Task instructions: Copy out the line containing "Decode this image" and each line after it, through the last one in the material, exactly as written.

--- Extracted data ---

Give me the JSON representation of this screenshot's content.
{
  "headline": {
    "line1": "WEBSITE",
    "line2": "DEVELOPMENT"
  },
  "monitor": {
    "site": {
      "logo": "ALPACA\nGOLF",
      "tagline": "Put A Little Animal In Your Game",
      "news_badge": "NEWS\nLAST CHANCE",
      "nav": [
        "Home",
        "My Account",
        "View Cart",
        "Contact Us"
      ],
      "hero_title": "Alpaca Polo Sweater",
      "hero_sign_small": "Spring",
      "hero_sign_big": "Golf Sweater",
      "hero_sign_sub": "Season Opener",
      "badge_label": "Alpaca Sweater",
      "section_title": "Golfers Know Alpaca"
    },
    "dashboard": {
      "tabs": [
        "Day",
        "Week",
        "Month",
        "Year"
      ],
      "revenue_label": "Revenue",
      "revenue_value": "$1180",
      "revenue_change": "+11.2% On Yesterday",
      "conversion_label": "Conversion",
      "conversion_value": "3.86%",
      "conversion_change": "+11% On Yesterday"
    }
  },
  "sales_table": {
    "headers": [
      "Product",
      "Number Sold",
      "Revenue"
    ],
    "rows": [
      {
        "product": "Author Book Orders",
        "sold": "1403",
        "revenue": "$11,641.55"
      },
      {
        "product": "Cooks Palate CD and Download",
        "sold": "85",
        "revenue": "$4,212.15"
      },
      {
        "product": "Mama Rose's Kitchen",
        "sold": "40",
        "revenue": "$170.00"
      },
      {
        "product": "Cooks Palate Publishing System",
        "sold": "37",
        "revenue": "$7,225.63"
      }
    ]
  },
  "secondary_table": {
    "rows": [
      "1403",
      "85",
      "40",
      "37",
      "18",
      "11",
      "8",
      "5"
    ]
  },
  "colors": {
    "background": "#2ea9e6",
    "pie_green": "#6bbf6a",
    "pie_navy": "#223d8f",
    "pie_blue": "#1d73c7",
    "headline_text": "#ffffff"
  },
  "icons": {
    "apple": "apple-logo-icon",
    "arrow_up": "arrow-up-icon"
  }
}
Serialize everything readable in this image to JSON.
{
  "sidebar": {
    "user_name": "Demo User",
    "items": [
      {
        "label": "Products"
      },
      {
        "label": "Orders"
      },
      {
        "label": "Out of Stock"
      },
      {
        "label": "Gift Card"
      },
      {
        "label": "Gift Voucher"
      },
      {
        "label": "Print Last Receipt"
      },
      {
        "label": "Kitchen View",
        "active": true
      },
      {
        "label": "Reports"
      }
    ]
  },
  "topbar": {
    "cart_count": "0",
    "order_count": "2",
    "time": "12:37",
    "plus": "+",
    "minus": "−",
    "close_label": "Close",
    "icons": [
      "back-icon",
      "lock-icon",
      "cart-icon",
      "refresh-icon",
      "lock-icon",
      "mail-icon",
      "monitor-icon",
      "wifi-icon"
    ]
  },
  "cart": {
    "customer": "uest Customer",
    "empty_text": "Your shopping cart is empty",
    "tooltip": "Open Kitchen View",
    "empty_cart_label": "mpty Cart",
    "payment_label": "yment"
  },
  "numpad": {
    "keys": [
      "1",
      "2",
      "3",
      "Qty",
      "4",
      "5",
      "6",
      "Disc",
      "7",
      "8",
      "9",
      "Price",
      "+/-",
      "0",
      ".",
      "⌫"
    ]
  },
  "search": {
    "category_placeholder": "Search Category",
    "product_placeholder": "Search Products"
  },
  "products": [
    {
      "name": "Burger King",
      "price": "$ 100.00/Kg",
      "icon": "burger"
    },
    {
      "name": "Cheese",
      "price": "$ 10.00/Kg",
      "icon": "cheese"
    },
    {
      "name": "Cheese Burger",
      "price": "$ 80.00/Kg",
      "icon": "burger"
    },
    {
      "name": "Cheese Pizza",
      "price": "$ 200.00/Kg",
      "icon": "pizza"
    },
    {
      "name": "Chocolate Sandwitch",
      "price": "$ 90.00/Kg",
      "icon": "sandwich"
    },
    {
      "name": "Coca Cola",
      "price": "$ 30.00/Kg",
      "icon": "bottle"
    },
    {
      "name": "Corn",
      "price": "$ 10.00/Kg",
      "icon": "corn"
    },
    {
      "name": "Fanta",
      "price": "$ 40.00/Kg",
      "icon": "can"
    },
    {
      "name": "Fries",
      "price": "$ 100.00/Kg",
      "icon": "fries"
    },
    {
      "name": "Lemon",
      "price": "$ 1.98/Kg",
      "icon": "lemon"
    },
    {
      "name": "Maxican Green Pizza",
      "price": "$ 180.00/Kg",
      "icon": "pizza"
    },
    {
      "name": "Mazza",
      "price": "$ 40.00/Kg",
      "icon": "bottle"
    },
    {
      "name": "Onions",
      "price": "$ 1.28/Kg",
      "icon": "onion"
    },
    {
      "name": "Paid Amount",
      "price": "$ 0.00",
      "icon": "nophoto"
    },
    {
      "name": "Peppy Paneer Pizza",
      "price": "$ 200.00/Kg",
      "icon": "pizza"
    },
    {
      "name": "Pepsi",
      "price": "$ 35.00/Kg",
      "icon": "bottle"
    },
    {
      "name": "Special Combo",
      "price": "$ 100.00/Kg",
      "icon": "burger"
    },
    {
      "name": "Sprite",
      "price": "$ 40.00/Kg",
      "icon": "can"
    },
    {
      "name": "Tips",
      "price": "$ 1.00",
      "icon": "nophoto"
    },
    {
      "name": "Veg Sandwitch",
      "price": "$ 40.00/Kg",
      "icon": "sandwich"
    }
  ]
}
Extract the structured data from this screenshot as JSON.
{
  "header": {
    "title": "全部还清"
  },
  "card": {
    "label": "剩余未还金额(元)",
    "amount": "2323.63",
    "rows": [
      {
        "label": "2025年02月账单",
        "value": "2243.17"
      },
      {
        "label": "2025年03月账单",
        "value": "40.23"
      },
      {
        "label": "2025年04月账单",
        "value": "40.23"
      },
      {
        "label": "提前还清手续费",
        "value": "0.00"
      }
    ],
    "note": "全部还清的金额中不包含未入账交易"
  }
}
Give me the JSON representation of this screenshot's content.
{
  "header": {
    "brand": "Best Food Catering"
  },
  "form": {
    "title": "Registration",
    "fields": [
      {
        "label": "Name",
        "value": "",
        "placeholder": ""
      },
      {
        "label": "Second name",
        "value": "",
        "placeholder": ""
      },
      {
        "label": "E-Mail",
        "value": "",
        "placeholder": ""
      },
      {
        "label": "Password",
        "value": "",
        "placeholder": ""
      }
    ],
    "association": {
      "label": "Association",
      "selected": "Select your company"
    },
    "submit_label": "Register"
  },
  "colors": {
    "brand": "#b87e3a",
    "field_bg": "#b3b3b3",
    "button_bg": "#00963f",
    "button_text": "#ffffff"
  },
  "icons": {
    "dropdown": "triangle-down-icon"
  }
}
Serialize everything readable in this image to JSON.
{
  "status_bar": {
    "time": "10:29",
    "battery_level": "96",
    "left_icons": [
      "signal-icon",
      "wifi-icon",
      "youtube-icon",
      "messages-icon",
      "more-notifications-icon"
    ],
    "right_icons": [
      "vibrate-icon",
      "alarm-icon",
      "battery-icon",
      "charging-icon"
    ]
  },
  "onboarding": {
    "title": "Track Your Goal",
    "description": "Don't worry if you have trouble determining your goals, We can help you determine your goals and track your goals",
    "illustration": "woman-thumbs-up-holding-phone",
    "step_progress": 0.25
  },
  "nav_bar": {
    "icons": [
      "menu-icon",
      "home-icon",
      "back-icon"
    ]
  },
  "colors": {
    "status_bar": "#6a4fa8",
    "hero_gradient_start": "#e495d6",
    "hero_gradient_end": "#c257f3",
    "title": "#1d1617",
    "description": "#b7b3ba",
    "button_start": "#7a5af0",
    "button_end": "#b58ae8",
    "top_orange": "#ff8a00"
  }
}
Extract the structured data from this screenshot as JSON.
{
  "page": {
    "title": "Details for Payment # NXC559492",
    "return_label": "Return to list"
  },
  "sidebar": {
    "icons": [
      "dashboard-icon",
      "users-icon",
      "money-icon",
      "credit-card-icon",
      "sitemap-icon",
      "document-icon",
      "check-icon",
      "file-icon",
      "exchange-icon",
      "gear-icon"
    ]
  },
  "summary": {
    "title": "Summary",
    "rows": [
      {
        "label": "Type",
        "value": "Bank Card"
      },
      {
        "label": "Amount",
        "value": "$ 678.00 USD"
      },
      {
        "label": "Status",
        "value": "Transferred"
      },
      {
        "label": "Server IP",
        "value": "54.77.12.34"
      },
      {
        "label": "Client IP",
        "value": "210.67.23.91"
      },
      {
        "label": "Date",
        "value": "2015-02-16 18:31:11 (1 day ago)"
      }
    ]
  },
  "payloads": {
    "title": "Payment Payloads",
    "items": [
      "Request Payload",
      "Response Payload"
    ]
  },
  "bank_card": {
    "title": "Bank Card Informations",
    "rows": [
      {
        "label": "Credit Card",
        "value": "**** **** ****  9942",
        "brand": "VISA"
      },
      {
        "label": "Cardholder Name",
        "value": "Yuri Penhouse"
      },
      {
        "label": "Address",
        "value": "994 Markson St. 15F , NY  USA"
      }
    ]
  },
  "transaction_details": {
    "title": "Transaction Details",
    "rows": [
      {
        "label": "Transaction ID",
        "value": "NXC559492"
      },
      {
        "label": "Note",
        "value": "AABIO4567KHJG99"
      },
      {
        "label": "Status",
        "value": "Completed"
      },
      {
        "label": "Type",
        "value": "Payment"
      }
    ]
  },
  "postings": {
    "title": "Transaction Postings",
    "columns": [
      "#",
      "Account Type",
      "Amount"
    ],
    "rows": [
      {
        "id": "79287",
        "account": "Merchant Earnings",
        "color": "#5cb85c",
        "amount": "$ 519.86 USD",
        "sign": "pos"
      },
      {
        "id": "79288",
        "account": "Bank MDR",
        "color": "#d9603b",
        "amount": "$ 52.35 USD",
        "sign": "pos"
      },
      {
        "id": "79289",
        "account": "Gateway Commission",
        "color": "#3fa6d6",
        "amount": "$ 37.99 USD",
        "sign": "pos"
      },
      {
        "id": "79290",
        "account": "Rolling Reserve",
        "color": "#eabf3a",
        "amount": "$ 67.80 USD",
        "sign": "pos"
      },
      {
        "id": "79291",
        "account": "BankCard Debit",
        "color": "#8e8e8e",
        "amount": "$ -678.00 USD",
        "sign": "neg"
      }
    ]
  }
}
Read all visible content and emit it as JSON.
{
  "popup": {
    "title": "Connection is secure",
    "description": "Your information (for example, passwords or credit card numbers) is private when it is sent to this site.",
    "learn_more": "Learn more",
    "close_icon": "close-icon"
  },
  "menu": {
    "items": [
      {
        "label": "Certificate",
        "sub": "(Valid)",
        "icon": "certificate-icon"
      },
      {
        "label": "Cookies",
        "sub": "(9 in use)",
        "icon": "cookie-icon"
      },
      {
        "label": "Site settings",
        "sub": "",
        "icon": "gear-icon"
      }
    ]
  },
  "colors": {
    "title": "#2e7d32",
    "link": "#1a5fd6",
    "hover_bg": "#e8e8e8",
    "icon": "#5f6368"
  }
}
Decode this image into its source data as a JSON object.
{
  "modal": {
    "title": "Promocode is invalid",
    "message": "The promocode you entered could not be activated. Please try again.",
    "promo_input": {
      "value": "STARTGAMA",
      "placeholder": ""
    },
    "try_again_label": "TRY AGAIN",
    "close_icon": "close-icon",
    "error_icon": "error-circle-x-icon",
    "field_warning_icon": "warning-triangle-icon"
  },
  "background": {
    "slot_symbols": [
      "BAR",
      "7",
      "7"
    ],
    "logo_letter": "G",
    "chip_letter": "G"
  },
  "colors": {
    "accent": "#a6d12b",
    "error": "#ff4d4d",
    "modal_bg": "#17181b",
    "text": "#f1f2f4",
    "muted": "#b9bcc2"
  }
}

---

Solution:
Decode this image into its source data as a JSON object.
{
  "modal": {
    "title": "Promocode is invalid",
    "message": "The promocode you entered could not be activated. Please try again.",
    "promo_input": {
      "value": "STARTGAMA",
      "placeholder": ""
    },
    "try_again_label": "TRY AGAIN",
    "close_icon": "close-icon",
    "error_icon": "error-circle-x-icon",
    "field_warning_icon": "warning-triangle-icon"
  },
  "background": {
    "slot_symbols": [
      "BAR",
      "7",
      "7"
    ],
    "logo_letter": "G",
    "chip_letter": "G"
  },
  "colors": {
    "accent": "#a6d12b",
    "error": "#ff4d4d",
    "modal_bg": "#17181b",
    "text": "#f1f2f4",
    "muted": "#b9bcc2"
  }
}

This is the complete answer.